■ Exercise material
+-------+
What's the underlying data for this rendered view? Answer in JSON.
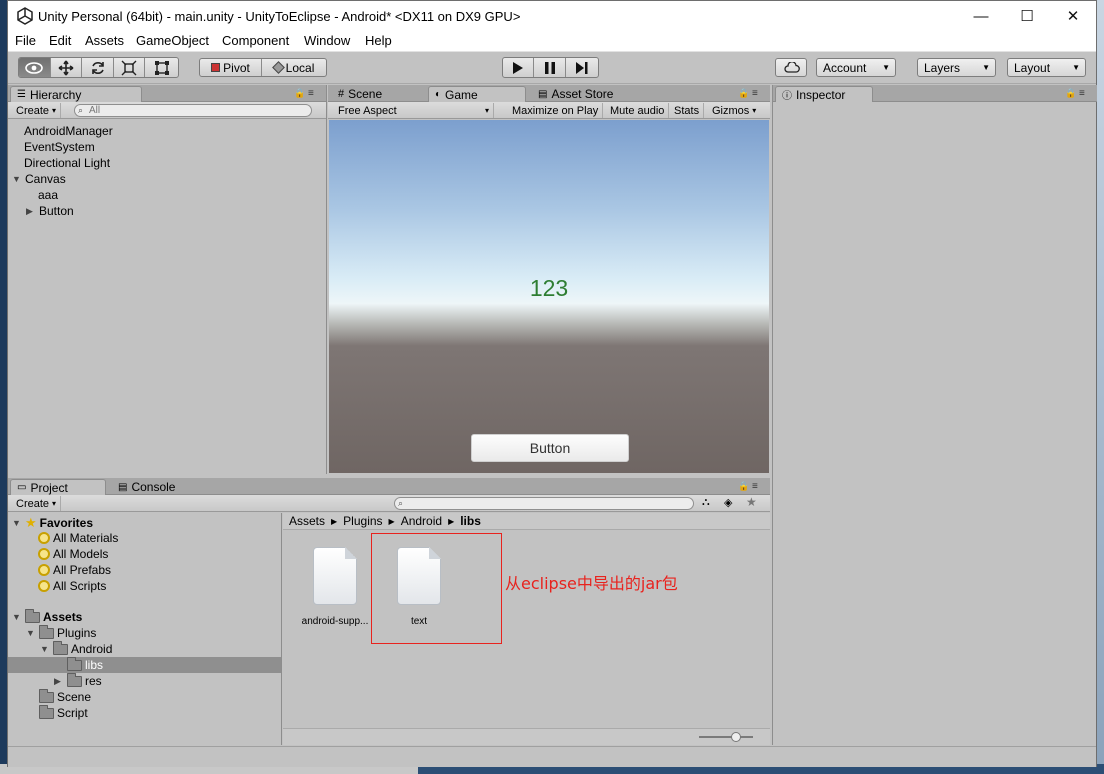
{
  "window": {
    "title": "Unity Personal (64bit) - main.unity - UnityToEclipse - Android* <DX11 on DX9 GPU>",
    "controls": {
      "minimize": "—",
      "maximize": "☐",
      "close": "✕"
    }
  },
  "menu": [
    "File",
    "Edit",
    "Assets",
    "GameObject",
    "Component",
    "Window",
    "Help"
  ],
  "toolbar": {
    "pivot": "Pivot",
    "local": "Local",
    "account": "Account",
    "layers": "Layers",
    "layout": "Layout"
  },
  "hierarchy": {
    "tab": "Hierarchy",
    "create": "Create",
    "search_placeholder": "All",
    "items": [
      "AndroidManager",
      "EventSystem",
      "Directional Light",
      "Canvas",
      "aaa",
      "Button"
    ]
  },
  "scene_tabs": {
    "scene": "Scene",
    "game": "Game",
    "asset_store": "Asset Store"
  },
  "game": {
    "aspect": "Free Aspect",
    "maximize": "Maximize on Play",
    "mute": "Mute audio",
    "stats": "Stats",
    "gizmos": "Gizmos",
    "display_text": "123",
    "button_label": "Button"
  },
  "inspector": {
    "tab": "Inspector"
  },
  "project": {
    "tab": "Project",
    "console_tab": "Console",
    "create": "Create",
    "favorites": {
      "label": "Favorites",
      "items": [
        "All Materials",
        "All Models",
        "All Prefabs",
        "All Scripts"
      ]
    },
    "assets": {
      "label": "Assets",
      "plugins": "Plugins",
      "android": "Android",
      "libs": "libs",
      "res": "res",
      "scene": "Scene",
      "script": "Script"
    },
    "breadcrumb": [
      "Assets",
      "Plugins",
      "Android",
      "libs"
    ],
    "files": [
      "android-supp...",
      "text"
    ],
    "annotation": "从eclipse中导出的jar包"
  },
  "colors": {
    "annotation": "#e8231e",
    "game_text": "#2e7d32",
    "selection": "#8f8f8f"
  }
}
+-------+
Print every record above exactly as written, leaving out the pictures.

■ Full response
What's the underlying data for this rendered view? Answer in JSON.
{
  "window": {
    "title": "Unity Personal (64bit) - main.unity - UnityToEclipse - Android* <DX11 on DX9 GPU>",
    "controls": {
      "minimize": "—",
      "maximize": "☐",
      "close": "✕"
    }
  },
  "menu": [
    "File",
    "Edit",
    "Assets",
    "GameObject",
    "Component",
    "Window",
    "Help"
  ],
  "toolbar": {
    "pivot": "Pivot",
    "local": "Local",
    "account": "Account",
    "layers": "Layers",
    "layout": "Layout"
  },
  "hierarchy": {
    "tab": "Hierarchy",
    "create": "Create",
    "search_placeholder": "All",
    "items": [
      "AndroidManager",
      "EventSystem",
      "Directional Light",
      "Canvas",
      "aaa",
      "Button"
    ]
  },
  "scene_tabs": {
    "scene": "Scene",
    "game": "Game",
    "asset_store": "Asset Store"
  },
  "game": {
    "aspect": "Free Aspect",
    "maximize": "Maximize on Play",
    "mute": "Mute audio",
    "stats": "Stats",
    "gizmos": "Gizmos",
    "display_text": "123",
    "button_label": "Button"
  },
  "inspector": {
    "tab": "Inspector"
  },
  "project": {
    "tab": "Project",
    "console_tab": "Console",
    "create": "Create",
    "favorites": {
      "label": "Favorites",
      "items": [
        "All Materials",
        "All Models",
        "All Prefabs",
        "All Scripts"
      ]
    },
    "assets": {
      "label": "Assets",
      "plugins": "Plugins",
      "android": "Android",
      "libs": "libs",
      "res": "res",
      "scene": "Scene",
      "script": "Script"
    },
    "breadcrumb": [
      "Assets",
      "Plugins",
      "Android",
      "libs"
    ],
    "files": [
      "android-supp...",
      "text"
    ],
    "annotation": "从eclipse中导出的jar包"
  },
  "colors": {
    "annotation": "#e8231e",
    "game_text": "#2e7d32",
    "selection": "#8f8f8f"
  }
}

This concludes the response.